EXERCISE REQUIREMENTS >> Extract every line from the entries below that contains the string "zoom", treating uppercase and lowercase as different.

--- DATASET ENTRIES ---

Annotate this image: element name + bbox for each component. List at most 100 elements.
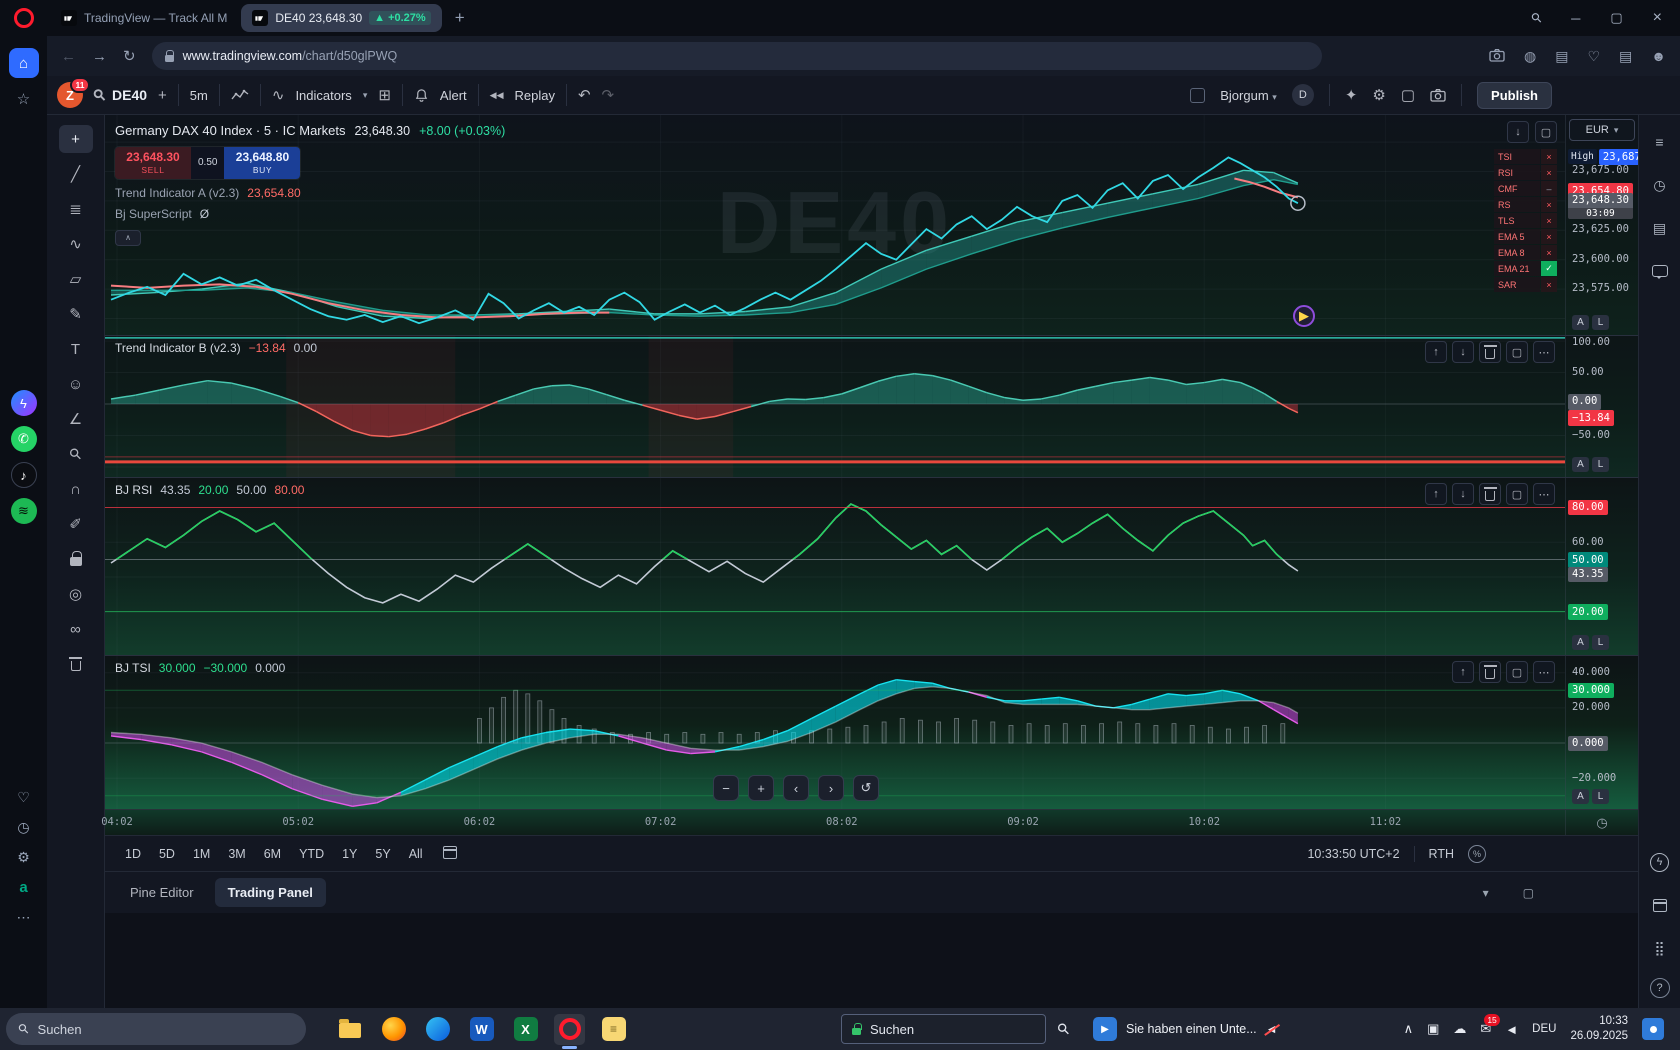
- log-scale-button[interactable]: L: [1592, 457, 1609, 472]
- pane-move-up-button[interactable]: ↑: [1425, 483, 1447, 505]
- reset-chart-button[interactable]: ↺: [853, 775, 879, 801]
- browser-tab-tradingview[interactable]: TradingView — Track All M: [50, 4, 238, 32]
- rsi-chart[interactable]: [105, 478, 1565, 655]
- crosshair-tool[interactable]: +: [59, 125, 93, 153]
- help-icon[interactable]: ?: [1650, 978, 1670, 998]
- browser-back-button[interactable]: ←: [61, 48, 76, 65]
- tray-expand-icon[interactable]: ∧: [1404, 1021, 1414, 1037]
- pane-delete-button[interactable]: [1479, 341, 1501, 363]
- range-ytd[interactable]: YTD: [291, 843, 332, 865]
- interval-button[interactable]: 5m: [190, 88, 208, 103]
- scroll-left-button[interactable]: ‹: [783, 775, 809, 801]
- chart-settings-gear-icon[interactable]: ⚙: [1372, 86, 1385, 104]
- amazon-icon[interactable]: a: [11, 874, 37, 900]
- oscillator-scale[interactable]: 100.0050.00−50.000.00−13.84AL: [1565, 336, 1638, 477]
- magic-wand-icon[interactable]: ✦: [1345, 86, 1358, 104]
- currency-selector[interactable]: EUR▾: [1569, 119, 1635, 141]
- tray-cloud-icon[interactable]: ☁: [1453, 1021, 1466, 1037]
- browser-reload-button[interactable]: ↻: [123, 47, 136, 65]
- hide-all-tool[interactable]: ◎: [59, 580, 93, 608]
- rsi-title[interactable]: BJ RSI: [115, 483, 152, 497]
- log-scale-button[interactable]: L: [1592, 789, 1609, 804]
- opera-taskbar-icon[interactable]: [554, 1014, 585, 1045]
- fullscreen-icon[interactable]: ▢: [1401, 86, 1415, 104]
- sidebar-panels-icon[interactable]: ▤: [1619, 48, 1632, 65]
- symbol-title[interactable]: Germany DAX 40 Index · 5 · IC Markets: [115, 123, 345, 138]
- scroll-to-realtime-button[interactable]: ↓: [1507, 121, 1529, 143]
- log-scale-button[interactable]: L: [1592, 635, 1609, 650]
- go-to-date-icon[interactable]: [443, 846, 457, 862]
- measure-tool[interactable]: ∠: [59, 405, 93, 433]
- indicators-button[interactable]: Indicators: [295, 88, 351, 103]
- favorites-heart-icon[interactable]: ♡: [1587, 48, 1600, 65]
- range-1d[interactable]: 1D: [117, 843, 149, 865]
- taskbar-clock[interactable]: 10:33 26.09.2025: [1570, 1014, 1628, 1044]
- prediction-tool[interactable]: ▱: [59, 265, 93, 293]
- watchlist-icon[interactable]: ≡: [1647, 129, 1673, 155]
- replay-button[interactable]: Replay: [515, 88, 555, 103]
- indicators-chevron-icon[interactable]: ▾: [363, 90, 368, 101]
- alert-button[interactable]: Alert: [440, 88, 467, 103]
- sticky-notes-icon[interactable]: ≡: [598, 1014, 629, 1045]
- secondary-search-input[interactable]: Suchen: [841, 1014, 1046, 1044]
- lock-all-tool[interactable]: [59, 545, 93, 573]
- auto-scale-button[interactable]: A: [1572, 457, 1589, 472]
- tab-trading-panel[interactable]: Trading Panel: [215, 878, 326, 907]
- muted-speaker-icon[interactable]: ◄: [1266, 1022, 1278, 1036]
- panel-expand-icon[interactable]: ▢: [1523, 886, 1534, 900]
- pane-maximize-button[interactable]: ▢: [1506, 661, 1528, 683]
- range-1y[interactable]: 1Y: [334, 843, 365, 865]
- pane-more-button[interactable]: ⋯: [1533, 341, 1555, 363]
- snapshot-camera-icon[interactable]: [1489, 48, 1505, 65]
- messenger-icon[interactable]: ϟ: [9, 388, 39, 418]
- text-tool[interactable]: T: [59, 335, 93, 363]
- url-bar[interactable]: www.tradingview.com/chart/d50glPWQ: [152, 42, 1322, 70]
- symbol-search[interactable]: ⚲DE40: [94, 86, 147, 104]
- zoom-out-button[interactable]: −: [713, 775, 739, 801]
- pane-maximize-button[interactable]: ▢: [1506, 341, 1528, 363]
- data-window-icon[interactable]: ▤: [1647, 215, 1673, 241]
- scroll-right-button[interactable]: ›: [818, 775, 844, 801]
- pane-move-down-button[interactable]: ↓: [1452, 341, 1474, 363]
- alerts-clock-icon[interactable]: ◷: [1647, 172, 1673, 198]
- quick-broker-badge[interactable]: D: [1292, 84, 1314, 106]
- session-label[interactable]: RTH: [1429, 847, 1454, 861]
- pane-maximize-button[interactable]: ▢: [1506, 483, 1528, 505]
- object-tree-tool[interactable]: ∞: [59, 615, 93, 643]
- browser-tab-de40-active[interactable]: DE40 23,648.30 ▲ +0.27%: [241, 4, 441, 32]
- price-scale[interactable]: EUR▾ 23,675.0023,625.0023,600.0023,575.0…: [1565, 115, 1638, 335]
- file-explorer-icon[interactable]: [334, 1014, 365, 1045]
- range-5d[interactable]: 5D: [151, 843, 183, 865]
- zoom-tool[interactable]: ⚲: [59, 440, 93, 468]
- range-3m[interactable]: 3M: [220, 843, 253, 865]
- pattern-tool[interactable]: ∿: [59, 230, 93, 258]
- new-tab-button[interactable]: +: [455, 8, 465, 28]
- wallet-icon[interactable]: ▤: [1555, 48, 1568, 65]
- excel-icon[interactable]: X: [510, 1014, 541, 1045]
- trend-indicator-b-pane[interactable]: Trend Indicator B (v2.3) −13.84 0.00 ↑↓▢…: [105, 336, 1565, 477]
- emoji-tool[interactable]: ☺: [59, 370, 93, 398]
- notification-center-icon[interactable]: [1642, 1018, 1664, 1040]
- window-close-button[interactable]: ×: [1653, 9, 1662, 27]
- legend-collapse-button[interactable]: ∧: [115, 230, 141, 246]
- range-all[interactable]: All: [401, 843, 431, 865]
- tray-display-icon[interactable]: ▣: [1427, 1021, 1439, 1037]
- tsi-scale[interactable]: 40.00020.000−20.00030.0000.000AL: [1565, 656, 1638, 809]
- time-axis[interactable]: 04:0205:0206:0207:0208:0209:0210:0211:02…: [105, 809, 1638, 835]
- user-avatar[interactable]: Z11: [57, 82, 83, 108]
- layout-grid-button[interactable]: ⊞: [378, 86, 391, 104]
- pane-maximize-button[interactable]: ▢: [1535, 121, 1557, 143]
- window-maximize-button[interactable]: ▢: [1610, 10, 1622, 26]
- hotlist-lightning-icon[interactable]: ϟ: [1647, 849, 1673, 875]
- range-6m[interactable]: 6M: [256, 843, 289, 865]
- rsi-scale[interactable]: 60.0080.0050.0043.3520.00AL: [1565, 478, 1638, 655]
- sell-button[interactable]: 23,648.30SELL: [115, 147, 191, 179]
- sidebar-settings-icon[interactable]: ⚙: [11, 844, 37, 870]
- search-submit-icon[interactable]: ⚲: [1053, 1019, 1074, 1040]
- pane-delete-button[interactable]: [1479, 483, 1501, 505]
- history-icon[interactable]: ◷: [11, 814, 37, 840]
- sidebar-more-icon[interactable]: ⋯: [11, 904, 37, 930]
- brush-tool[interactable]: ✎: [59, 300, 93, 328]
- lightning-marker-icon[interactable]: ▶: [1293, 305, 1315, 327]
- publish-button[interactable]: Publish: [1477, 82, 1552, 109]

---

COMPLETE RESPONSE >>
- zoom-out-button[interactable]: −: [713, 775, 739, 801]
- zoom-tool[interactable]: ⚲: [59, 440, 93, 468]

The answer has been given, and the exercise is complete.